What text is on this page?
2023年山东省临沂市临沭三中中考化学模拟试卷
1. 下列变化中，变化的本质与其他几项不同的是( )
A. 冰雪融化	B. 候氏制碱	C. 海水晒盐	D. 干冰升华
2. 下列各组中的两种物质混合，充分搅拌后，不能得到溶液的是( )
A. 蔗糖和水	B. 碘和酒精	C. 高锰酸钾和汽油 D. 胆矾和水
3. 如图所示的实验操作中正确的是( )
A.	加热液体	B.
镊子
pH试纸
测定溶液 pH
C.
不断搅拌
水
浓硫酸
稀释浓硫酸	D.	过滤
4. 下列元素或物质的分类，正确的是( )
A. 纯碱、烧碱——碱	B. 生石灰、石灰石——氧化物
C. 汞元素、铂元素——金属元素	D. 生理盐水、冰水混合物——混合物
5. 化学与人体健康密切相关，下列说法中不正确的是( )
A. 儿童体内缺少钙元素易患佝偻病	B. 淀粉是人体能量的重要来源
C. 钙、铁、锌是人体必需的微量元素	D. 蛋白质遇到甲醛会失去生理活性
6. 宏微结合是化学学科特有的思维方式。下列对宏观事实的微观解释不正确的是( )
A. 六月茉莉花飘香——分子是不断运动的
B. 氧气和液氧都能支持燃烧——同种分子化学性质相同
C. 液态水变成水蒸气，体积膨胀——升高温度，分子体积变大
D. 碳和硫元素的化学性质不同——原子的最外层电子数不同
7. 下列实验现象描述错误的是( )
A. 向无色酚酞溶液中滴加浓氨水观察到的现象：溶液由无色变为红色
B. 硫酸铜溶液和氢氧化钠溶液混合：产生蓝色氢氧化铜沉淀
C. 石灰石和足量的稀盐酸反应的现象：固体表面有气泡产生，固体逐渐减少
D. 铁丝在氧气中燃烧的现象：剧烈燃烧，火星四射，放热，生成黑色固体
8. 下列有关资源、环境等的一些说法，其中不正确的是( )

****************************************

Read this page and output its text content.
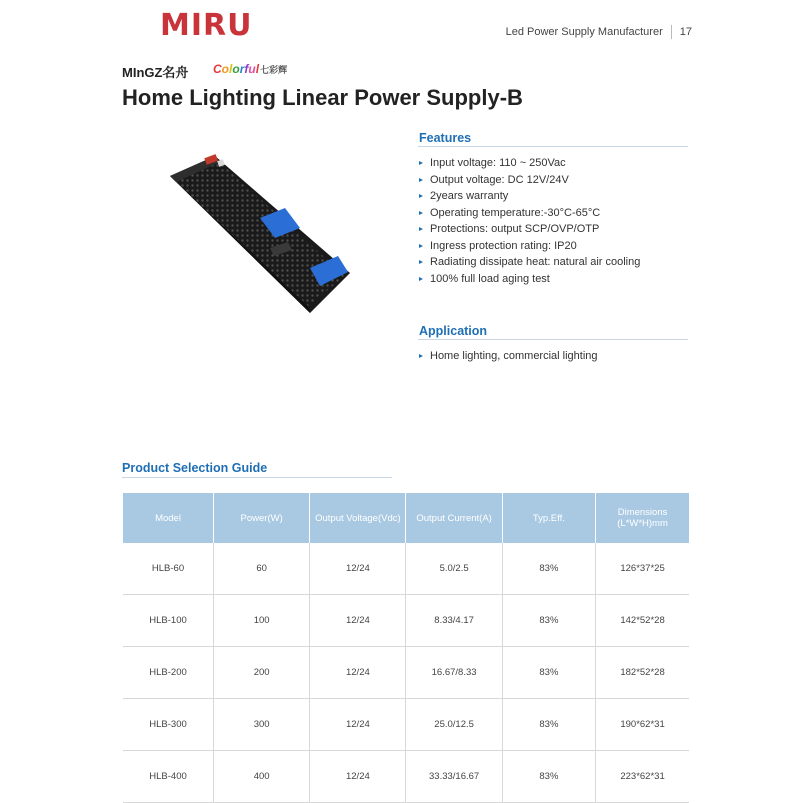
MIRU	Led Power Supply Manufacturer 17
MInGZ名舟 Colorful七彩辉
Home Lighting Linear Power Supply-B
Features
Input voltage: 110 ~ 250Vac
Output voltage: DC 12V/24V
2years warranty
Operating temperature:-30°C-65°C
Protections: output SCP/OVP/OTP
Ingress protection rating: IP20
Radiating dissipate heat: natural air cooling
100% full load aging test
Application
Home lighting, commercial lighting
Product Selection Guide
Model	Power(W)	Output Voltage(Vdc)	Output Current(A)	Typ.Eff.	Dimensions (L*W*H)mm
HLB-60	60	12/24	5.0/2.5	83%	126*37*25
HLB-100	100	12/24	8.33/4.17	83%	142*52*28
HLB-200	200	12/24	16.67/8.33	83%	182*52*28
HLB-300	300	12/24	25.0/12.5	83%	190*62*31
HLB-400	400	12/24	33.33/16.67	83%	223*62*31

****************************************

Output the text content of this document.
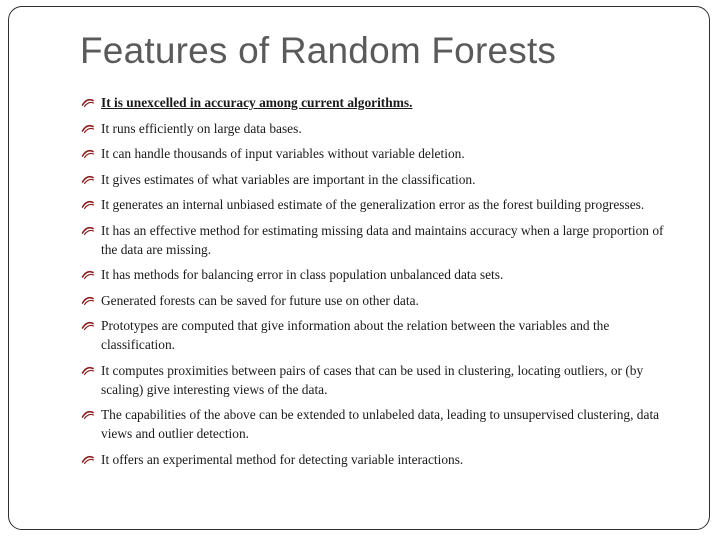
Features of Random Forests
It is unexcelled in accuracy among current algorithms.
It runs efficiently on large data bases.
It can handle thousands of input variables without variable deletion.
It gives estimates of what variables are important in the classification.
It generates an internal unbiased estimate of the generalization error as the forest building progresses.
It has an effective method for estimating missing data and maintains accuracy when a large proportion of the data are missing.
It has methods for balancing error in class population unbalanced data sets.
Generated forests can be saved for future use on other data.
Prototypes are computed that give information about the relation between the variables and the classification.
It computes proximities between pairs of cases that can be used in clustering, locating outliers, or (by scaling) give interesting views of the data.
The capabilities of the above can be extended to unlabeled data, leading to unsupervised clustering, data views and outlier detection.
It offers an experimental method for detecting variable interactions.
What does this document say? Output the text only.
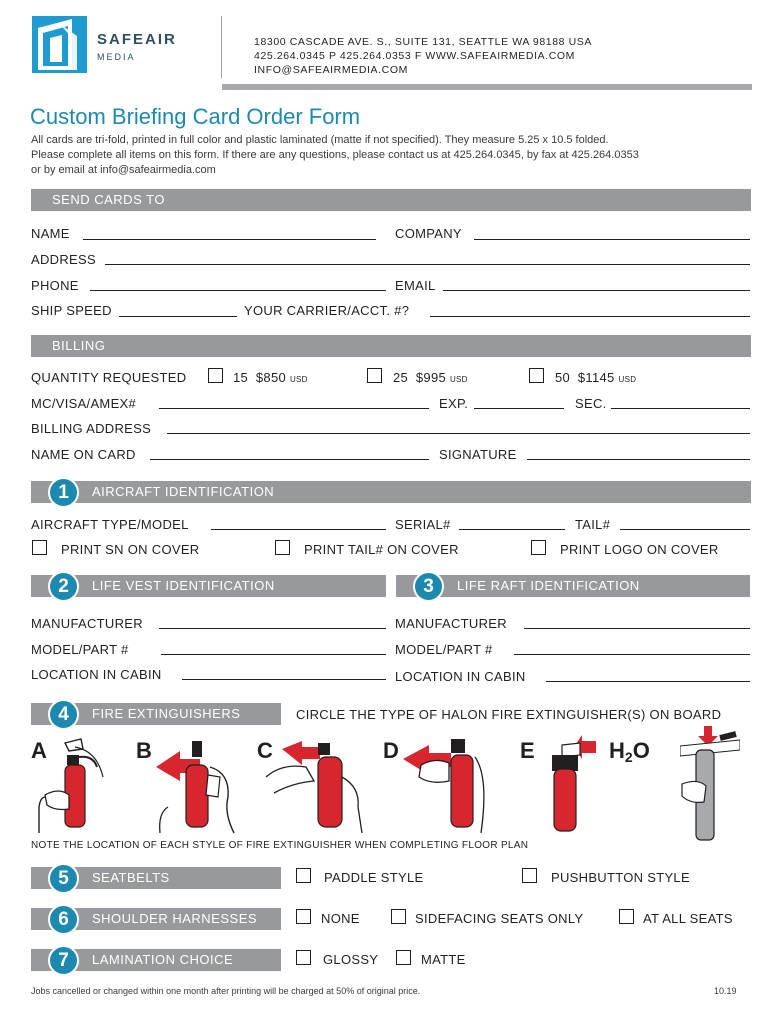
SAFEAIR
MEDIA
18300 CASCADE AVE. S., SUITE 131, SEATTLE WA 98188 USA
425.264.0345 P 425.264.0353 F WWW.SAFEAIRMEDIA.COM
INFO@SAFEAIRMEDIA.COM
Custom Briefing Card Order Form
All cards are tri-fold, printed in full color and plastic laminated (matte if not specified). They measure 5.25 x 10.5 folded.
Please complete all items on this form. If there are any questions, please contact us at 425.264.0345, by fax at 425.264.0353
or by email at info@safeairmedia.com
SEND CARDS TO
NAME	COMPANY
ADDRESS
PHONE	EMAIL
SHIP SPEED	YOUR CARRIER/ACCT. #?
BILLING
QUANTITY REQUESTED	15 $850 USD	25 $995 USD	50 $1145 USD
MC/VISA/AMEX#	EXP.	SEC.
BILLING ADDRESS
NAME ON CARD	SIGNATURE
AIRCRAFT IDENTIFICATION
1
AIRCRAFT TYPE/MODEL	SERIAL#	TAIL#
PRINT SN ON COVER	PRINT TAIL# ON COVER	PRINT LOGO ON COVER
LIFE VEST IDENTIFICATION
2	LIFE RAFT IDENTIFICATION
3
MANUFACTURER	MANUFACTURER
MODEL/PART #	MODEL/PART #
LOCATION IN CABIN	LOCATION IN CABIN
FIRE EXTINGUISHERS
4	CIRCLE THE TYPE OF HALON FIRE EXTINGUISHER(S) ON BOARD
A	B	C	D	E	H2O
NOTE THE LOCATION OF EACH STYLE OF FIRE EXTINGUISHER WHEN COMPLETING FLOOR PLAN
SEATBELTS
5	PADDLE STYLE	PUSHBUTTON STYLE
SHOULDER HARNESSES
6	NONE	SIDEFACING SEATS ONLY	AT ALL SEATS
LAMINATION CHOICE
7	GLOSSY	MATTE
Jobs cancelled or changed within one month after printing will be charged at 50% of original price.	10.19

****************************************

* Task statement: Find the word "large" in the records and pull out each line that has it.

* Exercise output:
It runs efficiently on large data bases.
It has an effective method for estimating missing data and maintains accuracy when a large proportion of the data are missing.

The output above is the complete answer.